**DATA SECTION**
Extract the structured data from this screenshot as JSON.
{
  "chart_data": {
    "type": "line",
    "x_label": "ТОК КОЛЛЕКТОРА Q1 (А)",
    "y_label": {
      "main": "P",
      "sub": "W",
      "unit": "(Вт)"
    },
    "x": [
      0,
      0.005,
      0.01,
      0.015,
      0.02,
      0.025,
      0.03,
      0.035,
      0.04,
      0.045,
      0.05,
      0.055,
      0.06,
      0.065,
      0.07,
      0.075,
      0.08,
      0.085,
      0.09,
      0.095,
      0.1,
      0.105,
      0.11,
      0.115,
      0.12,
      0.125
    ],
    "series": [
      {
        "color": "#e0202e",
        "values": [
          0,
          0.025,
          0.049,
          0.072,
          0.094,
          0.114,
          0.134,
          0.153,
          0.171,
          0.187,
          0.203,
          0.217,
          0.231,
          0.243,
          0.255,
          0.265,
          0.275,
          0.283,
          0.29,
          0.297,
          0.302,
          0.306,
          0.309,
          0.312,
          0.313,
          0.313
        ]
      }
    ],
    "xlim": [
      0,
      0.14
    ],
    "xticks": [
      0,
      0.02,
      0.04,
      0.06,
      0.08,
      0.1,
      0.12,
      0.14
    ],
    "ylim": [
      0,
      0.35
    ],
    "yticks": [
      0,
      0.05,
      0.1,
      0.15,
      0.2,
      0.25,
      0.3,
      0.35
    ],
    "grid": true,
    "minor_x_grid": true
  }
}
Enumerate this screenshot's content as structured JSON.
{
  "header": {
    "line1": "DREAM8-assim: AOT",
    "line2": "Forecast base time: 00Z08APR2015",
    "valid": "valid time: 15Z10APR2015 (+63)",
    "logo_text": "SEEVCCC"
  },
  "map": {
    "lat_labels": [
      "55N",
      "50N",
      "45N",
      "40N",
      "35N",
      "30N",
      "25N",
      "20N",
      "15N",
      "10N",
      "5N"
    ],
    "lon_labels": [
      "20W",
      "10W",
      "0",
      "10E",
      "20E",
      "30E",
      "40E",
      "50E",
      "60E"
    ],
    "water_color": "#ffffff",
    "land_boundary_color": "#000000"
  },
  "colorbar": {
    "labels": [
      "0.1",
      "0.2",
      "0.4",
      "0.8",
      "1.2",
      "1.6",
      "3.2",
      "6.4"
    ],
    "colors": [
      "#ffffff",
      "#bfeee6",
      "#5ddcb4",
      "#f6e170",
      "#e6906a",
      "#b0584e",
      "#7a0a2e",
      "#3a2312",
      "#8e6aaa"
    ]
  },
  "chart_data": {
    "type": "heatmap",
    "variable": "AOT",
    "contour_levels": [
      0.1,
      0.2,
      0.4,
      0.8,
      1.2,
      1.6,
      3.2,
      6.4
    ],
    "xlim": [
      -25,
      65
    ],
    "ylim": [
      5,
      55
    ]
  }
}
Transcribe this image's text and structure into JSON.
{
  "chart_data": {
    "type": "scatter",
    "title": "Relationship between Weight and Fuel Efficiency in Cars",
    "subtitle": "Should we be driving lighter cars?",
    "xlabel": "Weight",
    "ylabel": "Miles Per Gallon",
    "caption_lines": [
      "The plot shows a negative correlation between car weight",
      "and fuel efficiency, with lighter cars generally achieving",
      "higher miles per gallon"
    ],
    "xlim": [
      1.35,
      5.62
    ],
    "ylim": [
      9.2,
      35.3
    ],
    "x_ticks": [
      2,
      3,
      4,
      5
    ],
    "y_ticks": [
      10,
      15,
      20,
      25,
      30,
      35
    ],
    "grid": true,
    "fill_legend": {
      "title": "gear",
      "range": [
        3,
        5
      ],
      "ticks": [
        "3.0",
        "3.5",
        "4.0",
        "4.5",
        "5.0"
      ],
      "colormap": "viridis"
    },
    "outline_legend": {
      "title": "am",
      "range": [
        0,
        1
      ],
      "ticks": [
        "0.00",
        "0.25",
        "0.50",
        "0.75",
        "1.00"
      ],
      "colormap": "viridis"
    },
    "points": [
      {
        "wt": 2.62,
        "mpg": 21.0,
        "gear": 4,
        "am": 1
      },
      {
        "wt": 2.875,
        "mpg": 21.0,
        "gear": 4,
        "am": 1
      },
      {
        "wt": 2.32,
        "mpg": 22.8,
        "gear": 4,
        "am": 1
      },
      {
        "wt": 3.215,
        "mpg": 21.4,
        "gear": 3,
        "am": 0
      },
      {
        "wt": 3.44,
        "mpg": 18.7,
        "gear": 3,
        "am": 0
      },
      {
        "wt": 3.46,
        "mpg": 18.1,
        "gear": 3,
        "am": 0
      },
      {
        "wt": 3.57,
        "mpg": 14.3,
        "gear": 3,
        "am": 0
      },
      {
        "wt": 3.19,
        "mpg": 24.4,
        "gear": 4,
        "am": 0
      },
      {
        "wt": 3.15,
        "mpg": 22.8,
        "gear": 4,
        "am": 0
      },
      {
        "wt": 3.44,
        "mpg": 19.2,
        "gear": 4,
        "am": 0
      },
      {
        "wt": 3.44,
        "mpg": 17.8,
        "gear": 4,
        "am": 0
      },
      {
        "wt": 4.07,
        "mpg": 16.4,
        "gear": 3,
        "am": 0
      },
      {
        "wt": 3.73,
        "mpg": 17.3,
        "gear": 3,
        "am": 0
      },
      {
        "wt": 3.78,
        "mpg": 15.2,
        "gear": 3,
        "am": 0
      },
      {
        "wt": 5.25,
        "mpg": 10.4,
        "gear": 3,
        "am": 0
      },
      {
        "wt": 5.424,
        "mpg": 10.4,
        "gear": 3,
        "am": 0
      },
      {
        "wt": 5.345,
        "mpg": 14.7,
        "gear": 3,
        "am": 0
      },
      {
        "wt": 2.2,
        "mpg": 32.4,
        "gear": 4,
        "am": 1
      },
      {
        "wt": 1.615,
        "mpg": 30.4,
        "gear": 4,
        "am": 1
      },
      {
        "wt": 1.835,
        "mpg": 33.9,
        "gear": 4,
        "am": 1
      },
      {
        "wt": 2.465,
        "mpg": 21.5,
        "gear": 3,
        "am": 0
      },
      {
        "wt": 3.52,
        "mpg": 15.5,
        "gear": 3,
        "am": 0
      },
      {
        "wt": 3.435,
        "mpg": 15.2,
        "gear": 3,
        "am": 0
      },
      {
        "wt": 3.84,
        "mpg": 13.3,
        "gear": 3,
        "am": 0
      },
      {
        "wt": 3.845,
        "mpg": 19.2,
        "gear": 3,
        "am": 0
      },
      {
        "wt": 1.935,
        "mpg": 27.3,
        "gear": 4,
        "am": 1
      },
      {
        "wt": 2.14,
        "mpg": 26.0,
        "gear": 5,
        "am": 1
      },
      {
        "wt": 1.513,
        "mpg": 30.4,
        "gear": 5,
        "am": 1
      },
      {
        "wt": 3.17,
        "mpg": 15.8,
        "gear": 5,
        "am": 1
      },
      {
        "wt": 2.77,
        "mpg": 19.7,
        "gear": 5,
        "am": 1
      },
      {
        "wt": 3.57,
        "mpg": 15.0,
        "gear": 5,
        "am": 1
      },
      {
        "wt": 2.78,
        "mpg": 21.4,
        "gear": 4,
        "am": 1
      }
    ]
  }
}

**WHAT IS EXPECTED**
Collect each line above holding the string "type".

**FULL RESPONSE**
    "type": "line",
    "type": "heatmap",
    "type": "scatter",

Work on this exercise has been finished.